• WORK TO COMPLETE: Starting at the line that contains "data-label: 데이터 — [273, 508, 315, 526]" and ending at the last line of the rows, can you turn those lines into a Markdown table with the columns No. and Line, leaving out any blank lines?

***** INFORMATION SUPPLIED

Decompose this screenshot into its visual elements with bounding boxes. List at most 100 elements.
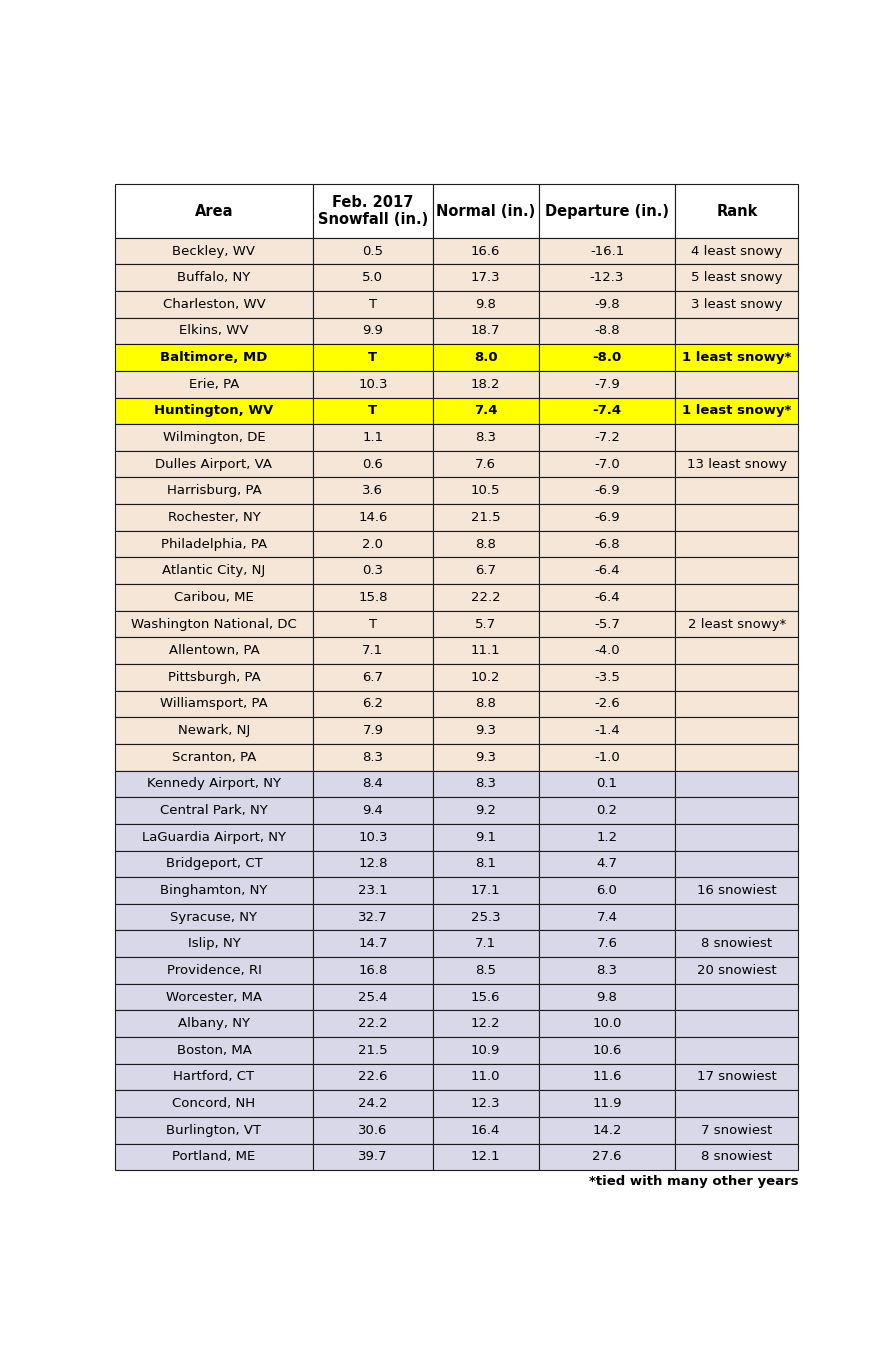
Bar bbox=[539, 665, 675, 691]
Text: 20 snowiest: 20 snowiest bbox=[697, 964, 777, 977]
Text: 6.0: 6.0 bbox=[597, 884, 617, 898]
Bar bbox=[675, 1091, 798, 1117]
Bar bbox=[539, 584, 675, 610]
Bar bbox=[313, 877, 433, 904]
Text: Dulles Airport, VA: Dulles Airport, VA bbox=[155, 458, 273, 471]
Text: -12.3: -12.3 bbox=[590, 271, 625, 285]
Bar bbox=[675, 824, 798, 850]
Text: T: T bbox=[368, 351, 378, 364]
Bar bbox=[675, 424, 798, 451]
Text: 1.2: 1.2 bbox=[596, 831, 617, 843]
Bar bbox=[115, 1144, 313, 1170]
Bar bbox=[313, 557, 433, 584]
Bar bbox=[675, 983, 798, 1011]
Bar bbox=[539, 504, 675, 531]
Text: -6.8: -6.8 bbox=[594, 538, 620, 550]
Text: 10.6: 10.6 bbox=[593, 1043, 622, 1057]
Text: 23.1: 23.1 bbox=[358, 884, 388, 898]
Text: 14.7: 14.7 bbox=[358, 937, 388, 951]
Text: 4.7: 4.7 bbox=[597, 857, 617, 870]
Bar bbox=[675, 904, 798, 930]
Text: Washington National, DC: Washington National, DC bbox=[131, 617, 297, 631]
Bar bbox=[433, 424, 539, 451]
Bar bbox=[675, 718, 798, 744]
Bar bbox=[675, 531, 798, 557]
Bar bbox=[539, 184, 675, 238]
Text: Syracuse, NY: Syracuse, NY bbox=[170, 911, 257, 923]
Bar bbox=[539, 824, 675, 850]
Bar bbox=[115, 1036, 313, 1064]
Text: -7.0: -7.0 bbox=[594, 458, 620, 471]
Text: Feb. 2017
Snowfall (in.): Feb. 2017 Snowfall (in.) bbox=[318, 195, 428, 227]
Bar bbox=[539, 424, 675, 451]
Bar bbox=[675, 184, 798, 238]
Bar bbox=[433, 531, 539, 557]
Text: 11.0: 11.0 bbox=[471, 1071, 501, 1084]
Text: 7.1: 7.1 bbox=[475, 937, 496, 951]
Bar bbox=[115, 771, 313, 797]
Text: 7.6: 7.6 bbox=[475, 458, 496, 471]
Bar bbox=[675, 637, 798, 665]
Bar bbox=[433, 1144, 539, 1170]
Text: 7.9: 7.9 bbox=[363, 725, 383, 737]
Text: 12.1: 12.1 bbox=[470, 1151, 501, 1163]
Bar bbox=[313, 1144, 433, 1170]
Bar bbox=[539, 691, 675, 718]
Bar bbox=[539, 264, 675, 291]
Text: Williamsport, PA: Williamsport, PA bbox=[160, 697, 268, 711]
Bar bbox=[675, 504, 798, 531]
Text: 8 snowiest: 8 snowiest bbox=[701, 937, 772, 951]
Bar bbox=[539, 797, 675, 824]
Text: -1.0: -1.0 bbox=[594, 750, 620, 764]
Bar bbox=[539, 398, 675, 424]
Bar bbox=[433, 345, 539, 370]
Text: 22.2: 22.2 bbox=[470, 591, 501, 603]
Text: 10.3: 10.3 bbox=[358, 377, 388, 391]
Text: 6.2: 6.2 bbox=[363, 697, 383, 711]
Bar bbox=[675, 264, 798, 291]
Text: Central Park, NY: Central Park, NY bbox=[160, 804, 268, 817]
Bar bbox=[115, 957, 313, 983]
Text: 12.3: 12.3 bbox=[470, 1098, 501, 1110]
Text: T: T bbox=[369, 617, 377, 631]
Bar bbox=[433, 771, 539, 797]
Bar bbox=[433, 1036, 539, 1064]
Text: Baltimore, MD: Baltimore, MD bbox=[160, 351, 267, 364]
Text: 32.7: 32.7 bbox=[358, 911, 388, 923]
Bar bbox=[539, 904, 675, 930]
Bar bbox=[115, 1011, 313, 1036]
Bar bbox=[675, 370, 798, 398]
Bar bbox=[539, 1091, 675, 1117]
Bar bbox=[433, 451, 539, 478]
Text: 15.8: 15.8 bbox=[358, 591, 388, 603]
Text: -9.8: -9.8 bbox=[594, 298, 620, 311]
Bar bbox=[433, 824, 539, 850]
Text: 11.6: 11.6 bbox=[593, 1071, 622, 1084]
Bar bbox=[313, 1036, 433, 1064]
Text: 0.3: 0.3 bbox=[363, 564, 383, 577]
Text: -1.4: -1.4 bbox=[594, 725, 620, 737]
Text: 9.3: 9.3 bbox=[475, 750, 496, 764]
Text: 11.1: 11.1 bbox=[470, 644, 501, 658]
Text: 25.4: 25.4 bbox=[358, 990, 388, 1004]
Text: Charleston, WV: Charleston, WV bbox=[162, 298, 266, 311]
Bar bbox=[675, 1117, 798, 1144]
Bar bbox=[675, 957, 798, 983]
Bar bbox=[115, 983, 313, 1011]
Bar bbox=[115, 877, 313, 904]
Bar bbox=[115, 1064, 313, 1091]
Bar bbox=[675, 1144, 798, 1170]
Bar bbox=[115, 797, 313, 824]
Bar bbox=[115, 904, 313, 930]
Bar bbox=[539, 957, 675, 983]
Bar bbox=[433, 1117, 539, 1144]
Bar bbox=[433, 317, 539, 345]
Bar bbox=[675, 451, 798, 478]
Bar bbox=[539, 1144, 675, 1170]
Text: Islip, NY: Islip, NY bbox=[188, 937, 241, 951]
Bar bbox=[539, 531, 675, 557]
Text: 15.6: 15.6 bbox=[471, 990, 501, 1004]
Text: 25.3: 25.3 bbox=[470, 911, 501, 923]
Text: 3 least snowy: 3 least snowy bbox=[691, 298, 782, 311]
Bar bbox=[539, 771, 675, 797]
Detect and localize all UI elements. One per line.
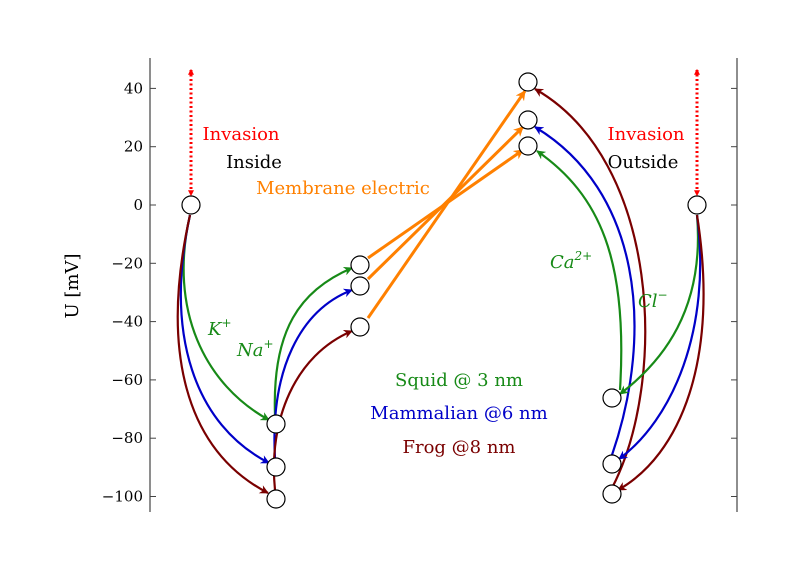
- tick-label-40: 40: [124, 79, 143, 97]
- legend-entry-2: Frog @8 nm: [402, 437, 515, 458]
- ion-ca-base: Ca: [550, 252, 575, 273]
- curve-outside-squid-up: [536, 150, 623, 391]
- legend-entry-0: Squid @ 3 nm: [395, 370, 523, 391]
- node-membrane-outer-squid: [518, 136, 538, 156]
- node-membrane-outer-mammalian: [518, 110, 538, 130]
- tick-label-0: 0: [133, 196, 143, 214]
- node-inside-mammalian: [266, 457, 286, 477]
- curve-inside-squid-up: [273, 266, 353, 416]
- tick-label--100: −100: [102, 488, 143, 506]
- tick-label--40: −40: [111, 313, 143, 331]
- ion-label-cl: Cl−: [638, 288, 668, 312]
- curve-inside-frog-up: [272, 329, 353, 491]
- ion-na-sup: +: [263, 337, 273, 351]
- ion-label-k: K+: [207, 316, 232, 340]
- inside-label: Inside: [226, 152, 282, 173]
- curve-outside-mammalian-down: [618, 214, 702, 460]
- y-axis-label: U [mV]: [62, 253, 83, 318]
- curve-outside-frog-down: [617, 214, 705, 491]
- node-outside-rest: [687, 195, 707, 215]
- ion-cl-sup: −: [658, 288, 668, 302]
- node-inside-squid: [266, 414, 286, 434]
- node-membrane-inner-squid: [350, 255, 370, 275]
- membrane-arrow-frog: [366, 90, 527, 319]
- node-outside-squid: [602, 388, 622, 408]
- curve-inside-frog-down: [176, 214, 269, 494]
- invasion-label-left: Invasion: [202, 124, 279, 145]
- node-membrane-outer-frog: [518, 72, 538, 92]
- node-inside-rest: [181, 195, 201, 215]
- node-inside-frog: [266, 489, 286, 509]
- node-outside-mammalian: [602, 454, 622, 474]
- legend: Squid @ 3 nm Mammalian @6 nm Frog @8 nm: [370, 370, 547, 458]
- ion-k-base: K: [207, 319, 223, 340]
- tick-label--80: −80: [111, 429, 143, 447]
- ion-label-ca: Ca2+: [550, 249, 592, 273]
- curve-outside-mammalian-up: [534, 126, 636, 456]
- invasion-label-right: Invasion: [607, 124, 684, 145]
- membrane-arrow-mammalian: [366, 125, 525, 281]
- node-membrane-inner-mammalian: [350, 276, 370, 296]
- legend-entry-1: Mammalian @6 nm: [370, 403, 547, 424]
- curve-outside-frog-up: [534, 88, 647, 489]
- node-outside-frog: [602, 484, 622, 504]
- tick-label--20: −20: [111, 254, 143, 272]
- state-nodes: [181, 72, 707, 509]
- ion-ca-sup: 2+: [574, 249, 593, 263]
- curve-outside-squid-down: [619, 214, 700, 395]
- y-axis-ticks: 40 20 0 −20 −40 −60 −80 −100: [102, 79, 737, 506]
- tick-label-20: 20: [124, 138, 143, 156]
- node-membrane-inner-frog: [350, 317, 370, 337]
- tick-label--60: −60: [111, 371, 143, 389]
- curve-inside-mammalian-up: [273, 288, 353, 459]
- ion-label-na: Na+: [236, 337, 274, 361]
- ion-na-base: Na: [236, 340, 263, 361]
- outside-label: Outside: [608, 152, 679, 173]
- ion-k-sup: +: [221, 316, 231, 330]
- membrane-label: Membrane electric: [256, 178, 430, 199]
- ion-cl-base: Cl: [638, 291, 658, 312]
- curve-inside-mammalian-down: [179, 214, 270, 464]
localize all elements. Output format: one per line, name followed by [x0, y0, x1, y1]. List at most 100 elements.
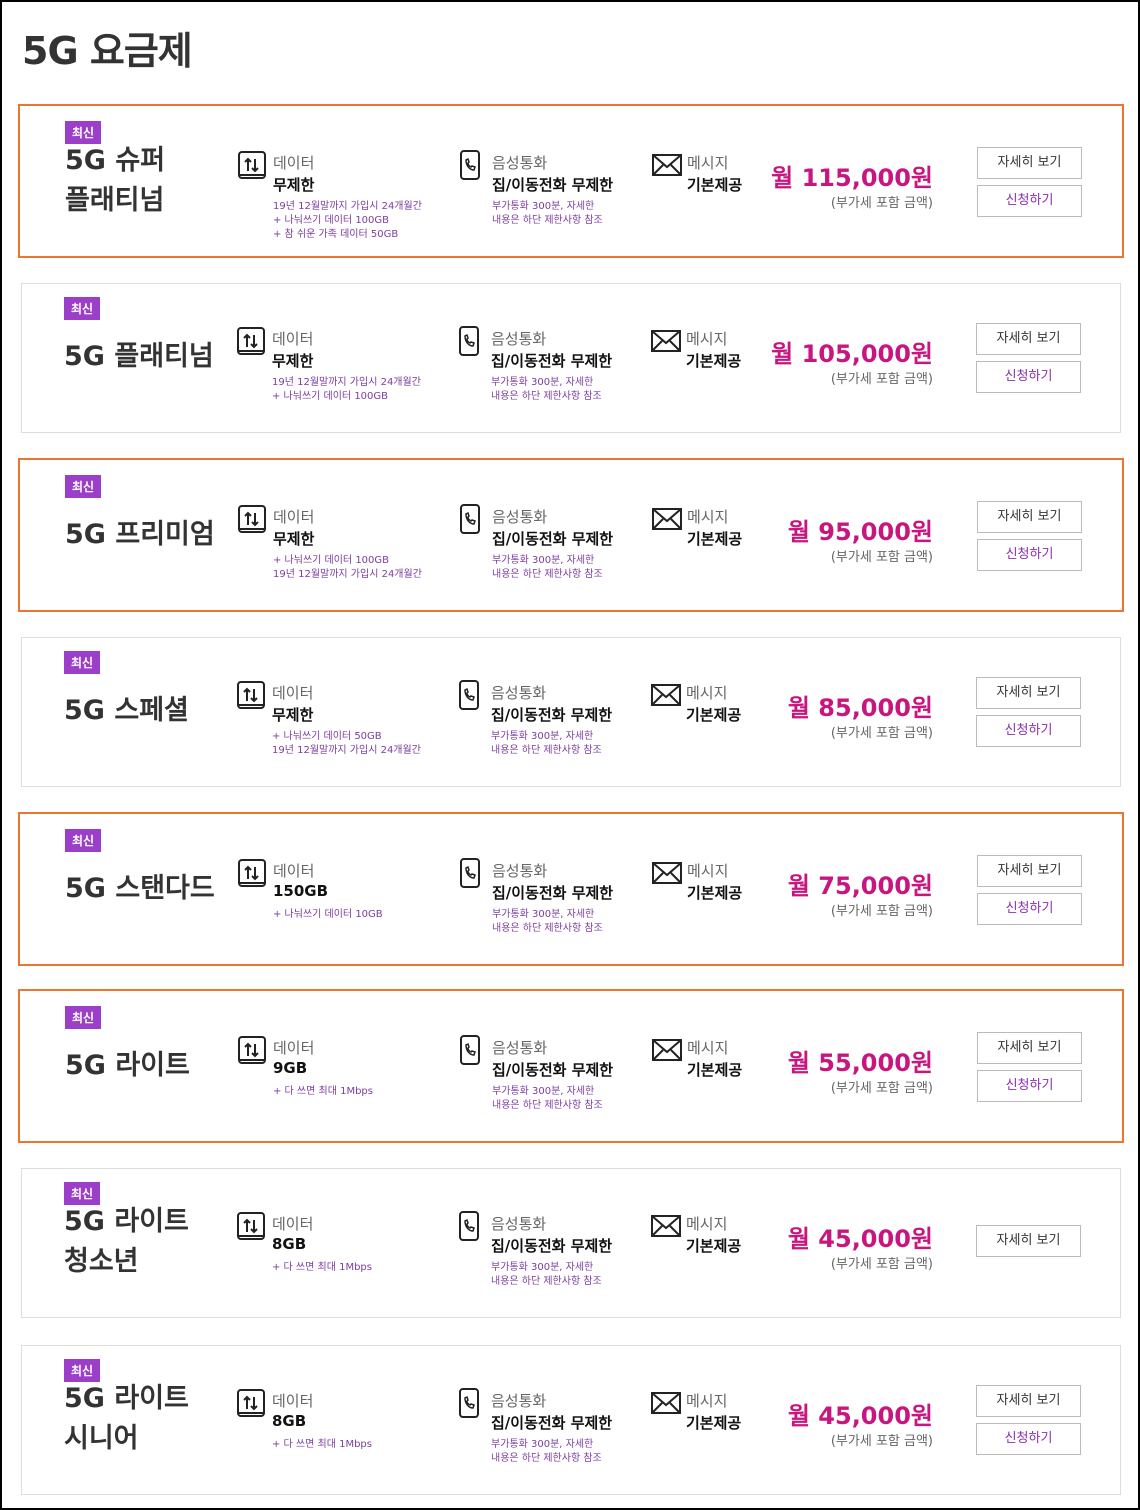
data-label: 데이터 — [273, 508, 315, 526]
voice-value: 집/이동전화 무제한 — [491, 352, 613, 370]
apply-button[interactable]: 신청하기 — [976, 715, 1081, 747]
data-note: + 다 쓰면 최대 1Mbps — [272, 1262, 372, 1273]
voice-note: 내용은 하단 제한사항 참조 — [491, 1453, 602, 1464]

**********

• WORKED ANSWER:
| No. | Line |
|---|---|
| 1 | data-label: 데이터 — [273, 508, 315, 526] |
| 2 | voice-value: 집/이동전화 무제한 — [491, 352, 613, 370] |
| 3 | apply-button[interactable]: 신청하기 — [976, 715, 1081, 747] |
| 4 | data-note: + 다 쓰면 최대 1Mbps — [272, 1262, 372, 1273] |
| 5 | voice-note: 내용은 하단 제한사항 참조 — [491, 1453, 602, 1464] |